(Objective)
Give the records back in full, exactly as they read.

[Figure record listings]
═══
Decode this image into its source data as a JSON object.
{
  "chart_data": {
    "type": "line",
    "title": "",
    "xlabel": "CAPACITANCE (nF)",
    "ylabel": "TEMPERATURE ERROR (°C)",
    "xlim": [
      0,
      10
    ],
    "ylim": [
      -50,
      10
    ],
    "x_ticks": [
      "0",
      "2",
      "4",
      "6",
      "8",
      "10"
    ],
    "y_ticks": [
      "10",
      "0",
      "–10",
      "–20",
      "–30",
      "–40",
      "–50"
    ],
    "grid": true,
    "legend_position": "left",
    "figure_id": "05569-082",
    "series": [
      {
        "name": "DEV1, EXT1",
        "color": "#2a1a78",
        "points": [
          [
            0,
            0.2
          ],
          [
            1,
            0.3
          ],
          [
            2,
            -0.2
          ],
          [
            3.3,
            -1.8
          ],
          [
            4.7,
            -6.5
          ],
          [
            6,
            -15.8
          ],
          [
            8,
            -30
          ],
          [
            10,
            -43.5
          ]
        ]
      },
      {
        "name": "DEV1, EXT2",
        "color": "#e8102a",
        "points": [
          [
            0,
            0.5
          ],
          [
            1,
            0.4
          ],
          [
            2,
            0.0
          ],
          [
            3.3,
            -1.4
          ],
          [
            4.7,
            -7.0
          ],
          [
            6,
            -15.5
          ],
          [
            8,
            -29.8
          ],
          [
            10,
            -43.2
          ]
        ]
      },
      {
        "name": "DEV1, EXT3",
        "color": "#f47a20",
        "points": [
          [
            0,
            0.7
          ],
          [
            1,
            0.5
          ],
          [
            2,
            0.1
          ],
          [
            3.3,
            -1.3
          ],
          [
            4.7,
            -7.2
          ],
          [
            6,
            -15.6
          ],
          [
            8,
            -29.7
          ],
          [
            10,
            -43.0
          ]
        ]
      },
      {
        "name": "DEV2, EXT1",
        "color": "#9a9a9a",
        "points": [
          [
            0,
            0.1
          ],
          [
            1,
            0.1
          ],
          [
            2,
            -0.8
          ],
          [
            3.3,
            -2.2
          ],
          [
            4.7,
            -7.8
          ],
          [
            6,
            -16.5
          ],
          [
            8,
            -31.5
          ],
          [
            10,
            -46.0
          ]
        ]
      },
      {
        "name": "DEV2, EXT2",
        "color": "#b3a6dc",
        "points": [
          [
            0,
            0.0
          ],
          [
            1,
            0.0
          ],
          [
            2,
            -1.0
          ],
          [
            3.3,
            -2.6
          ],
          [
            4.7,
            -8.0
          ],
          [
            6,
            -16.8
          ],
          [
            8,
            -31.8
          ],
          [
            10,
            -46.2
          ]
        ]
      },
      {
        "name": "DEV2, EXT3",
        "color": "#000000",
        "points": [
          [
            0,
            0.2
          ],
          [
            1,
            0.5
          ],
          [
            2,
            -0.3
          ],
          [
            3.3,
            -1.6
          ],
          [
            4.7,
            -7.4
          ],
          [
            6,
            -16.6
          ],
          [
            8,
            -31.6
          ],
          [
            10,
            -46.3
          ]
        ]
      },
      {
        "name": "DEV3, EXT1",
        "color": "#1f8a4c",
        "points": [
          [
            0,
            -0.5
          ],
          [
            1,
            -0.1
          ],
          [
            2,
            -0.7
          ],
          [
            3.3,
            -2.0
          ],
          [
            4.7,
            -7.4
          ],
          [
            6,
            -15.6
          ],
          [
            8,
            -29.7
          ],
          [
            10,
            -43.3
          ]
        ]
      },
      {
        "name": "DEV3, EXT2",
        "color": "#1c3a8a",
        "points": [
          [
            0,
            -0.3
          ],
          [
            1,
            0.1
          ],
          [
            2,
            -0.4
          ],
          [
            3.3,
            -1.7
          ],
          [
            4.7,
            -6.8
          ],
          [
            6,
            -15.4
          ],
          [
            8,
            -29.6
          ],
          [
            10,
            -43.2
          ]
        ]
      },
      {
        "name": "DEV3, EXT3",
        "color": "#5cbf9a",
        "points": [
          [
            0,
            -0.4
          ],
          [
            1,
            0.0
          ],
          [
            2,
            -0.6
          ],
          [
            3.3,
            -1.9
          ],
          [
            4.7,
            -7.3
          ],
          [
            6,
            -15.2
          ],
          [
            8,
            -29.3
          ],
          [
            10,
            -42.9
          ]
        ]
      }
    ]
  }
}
═══
(Worked answer)
Decode this image into its source data as a JSON object.
{
  "chart_data": {
    "type": "line",
    "title": "",
    "xlabel": "CAPACITANCE (nF)",
    "ylabel": "TEMPERATURE ERROR (°C)",
    "xlim": [
      0,
      10
    ],
    "ylim": [
      -50,
      10
    ],
    "x_ticks": [
      "0",
      "2",
      "4",
      "6",
      "8",
      "10"
    ],
    "y_ticks": [
      "10",
      "0",
      "–10",
      "–20",
      "–30",
      "–40",
      "–50"
    ],
    "grid": true,
    "legend_position": "left",
    "figure_id": "05569-082",
    "series": [
      {
        "name": "DEV1, EXT1",
        "color": "#2a1a78",
        "points": [
          [
            0,
            0.2
          ],
          [
            1,
            0.3
          ],
          [
            2,
            -0.2
          ],
          [
            3.3,
            -1.8
          ],
          [
            4.7,
            -6.5
          ],
          [
            6,
            -15.8
          ],
          [
            8,
            -30
          ],
          [
            10,
            -43.5
          ]
        ]
      },
      {
        "name": "DEV1, EXT2",
        "color": "#e8102a",
        "points": [
          [
            0,
            0.5
          ],
          [
            1,
            0.4
          ],
          [
            2,
            0.0
          ],
          [
            3.3,
            -1.4
          ],
          [
            4.7,
            -7.0
          ],
          [
            6,
            -15.5
          ],
          [
            8,
            -29.8
          ],
          [
            10,
            -43.2
          ]
        ]
      },
      {
        "name": "DEV1, EXT3",
        "color": "#f47a20",
        "points": [
          [
            0,
            0.7
          ],
          [
            1,
            0.5
          ],
          [
            2,
            0.1
          ],
          [
            3.3,
            -1.3
          ],
          [
            4.7,
            -7.2
          ],
          [
            6,
            -15.6
          ],
          [
            8,
            -29.7
          ],
          [
            10,
            -43.0
          ]
        ]
      },
      {
        "name": "DEV2, EXT1",
        "color": "#9a9a9a",
        "points": [
          [
            0,
            0.1
          ],
          [
            1,
            0.1
          ],
          [
            2,
            -0.8
          ],
          [
            3.3,
            -2.2
          ],
          [
            4.7,
            -7.8
          ],
          [
            6,
            -16.5
          ],
          [
            8,
            -31.5
          ],
          [
            10,
            -46.0
          ]
        ]
      },
      {
        "name": "DEV2, EXT2",
        "color": "#b3a6dc",
        "points": [
          [
            0,
            0.0
          ],
          [
            1,
            0.0
          ],
          [
            2,
            -1.0
          ],
          [
            3.3,
            -2.6
          ],
          [
            4.7,
            -8.0
          ],
          [
            6,
            -16.8
          ],
          [
            8,
            -31.8
          ],
          [
            10,
            -46.2
          ]
        ]
      },
      {
        "name": "DEV2, EXT3",
        "color": "#000000",
        "points": [
          [
            0,
            0.2
          ],
          [
            1,
            0.5
          ],
          [
            2,
            -0.3
          ],
          [
            3.3,
            -1.6
          ],
          [
            4.7,
            -7.4
          ],
          [
            6,
            -16.6
          ],
          [
            8,
            -31.6
          ],
          [
            10,
            -46.3
          ]
        ]
      },
      {
        "name": "DEV3, EXT1",
        "color": "#1f8a4c",
        "points": [
          [
            0,
            -0.5
          ],
          [
            1,
            -0.1
          ],
          [
            2,
            -0.7
          ],
          [
            3.3,
            -2.0
          ],
          [
            4.7,
            -7.4
          ],
          [
            6,
            -15.6
          ],
          [
            8,
            -29.7
          ],
          [
            10,
            -43.3
          ]
        ]
      },
      {
        "name": "DEV3, EXT2",
        "color": "#1c3a8a",
        "points": [
          [
            0,
            -0.3
          ],
          [
            1,
            0.1
          ],
          [
            2,
            -0.4
          ],
          [
            3.3,
            -1.7
          ],
          [
            4.7,
            -6.8
          ],
          [
            6,
            -15.4
          ],
          [
            8,
            -29.6
          ],
          [
            10,
            -43.2
          ]
        ]
      },
      {
        "name": "DEV3, EXT3",
        "color": "#5cbf9a",
        "points": [
          [
            0,
            -0.4
          ],
          [
            1,
            0.0
          ],
          [
            2,
            -0.6
          ],
          [
            3.3,
            -1.9
          ],
          [
            4.7,
            -7.3
          ],
          [
            6,
            -15.2
          ],
          [
            8,
            -29.3
          ],
          [
            10,
            -42.9
          ]
        ]
      }
    ]
  }
}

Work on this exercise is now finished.